SOURCE TEXT:
-=-=-=-=-

COP25 has proved to be a disappointment for both negotiators and observers with little progress noted. For many, this outcome is worrying as we move into 2020 – a key year for both the revision of national climate policies and the finalization of the Paris Agreement rulebook at COP26. On the road to Glasgow, a number of challenges clearly remain.

Nevertheless, the annual negotiations were an opportunity for the broader climate community to come together to discuss progress and continued challenges to move forward collectively to achieve the goals of the Paris Agreement. As the ‘critical’ decade begins, many financial institutions have signaled their ambitions to continue discussions on climate risk management, Paris Alignment and Adaptation, among other key issues in 2020.

This post presents an overview of a number of the principal issues discussed among financial institutions at COP25. A month after the end of the COP, it then provides a round-up of reactions from experts from what we should take away from 2019 as we move into 2020.

On the sidelines of climate negotiations: Positive Signals that Climate is starting to be integrated in Mainstream Finance

“This COP was not only about negotiations. The multiple events under the Global Climate Action Agenda and the active participation by Non-Party stakeholders show that they are crucial allies in implementing the Paris Agreement. Their expertise and enthusiasm is valuable and we look forward to working with them in increasing ambition and action.” European Union Closing Statement

The Initiative at COP25

The Initiative organized events at COP25 around its two principal focus topics in 2019: Climate Risk Management and Paris Alignment. These discussions brought together Supporting Institutions, experts, government representatives and other stakeholders to exchange on progress to date and the challenges ahead.

The Coalition of Finance Ministers for Climate Action released its Action Plan

read the santiago action plan

In Madrid, 51 finance ministries reinforced their commitment to fighting climate change together through the Coalition of Finance Ministers for Climate Action. Established in April 2019, the Coalition is aimed at driving stronger collective action on climate change and its impacts on 6 key areas for policy engagement, presented in its 6 guiding “Helsinki principles”:

  1. Align our policies and practices with the Paris Agreement commitments;
  2. Share our experience and expertise with each other in order to provide mutual encouragement and promote collective understanding of policies and practices for climate action;
  3. Work towards measures that result in effective carbon pricing;
  4. Take climate change into account in macroeconomic policy, fiscal planning, budgeting, public investment management, and procurement practices;
  5. Mobilize private sources of climate finance by facilitating investments and the development of a financial sector which supports climate mitigation and adaptation;
  6. Engage actively in the domestic preparation and implementation of Nationally Determined Contributions (NDCs) submitted under the Paris Agreement.

The Coalition’s Action Plan presents the workstreams and deliverables for 2020 aimed at making progress on each of those principles.

Actions targeting financial institutions directly include:

  • Exploring approaches to encourage financial institutions to align their practices with the NDCs and the goals of the Paris agreement.
  • Sharing experience on the issuance of green bonds and use of other financial instruments.

-=-=-=-=-

DATA SHOWN:

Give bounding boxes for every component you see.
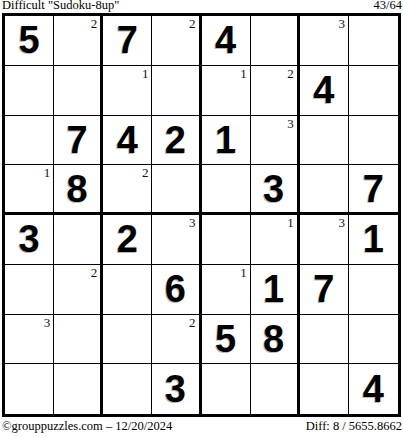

-=-=-=-=-

ACTIONS TO TAKE:
a. Which issues does the COP25 overview say many financial institutions signaled ambitions to keep discussing in 2020? List each one it names.
b. According to the COP25 overview, how many finance ministries reinforced their commitment through the Coalition of Finance Ministers for Climate Action in Madrid?
c. Decide whether each statement agrees with the COP25 overview. Answer yes or no, and quote the words that decide it.
(i) The Coalition of Finance Ministers for Climate Action was set up in April 2019.
(ii) COP25 produced substantial progress in the negotiations.
(iii) The Initiative's events at COP25 centered on carbon pricing and adaptation.

TASK-BY-TASK ANSWERS:
a.
Climate risk management
Paris Alignment
Adaptation

b. 51 finance ministries.

c.
(i) Yes: "Established in April 2019"
(ii) No: "COP25 has proved to be a disappointment for both negotiators and observers with little progress noted."
(iii) No: "around its two principal focus topics in 2019: Climate Risk Management and Paris Alignment"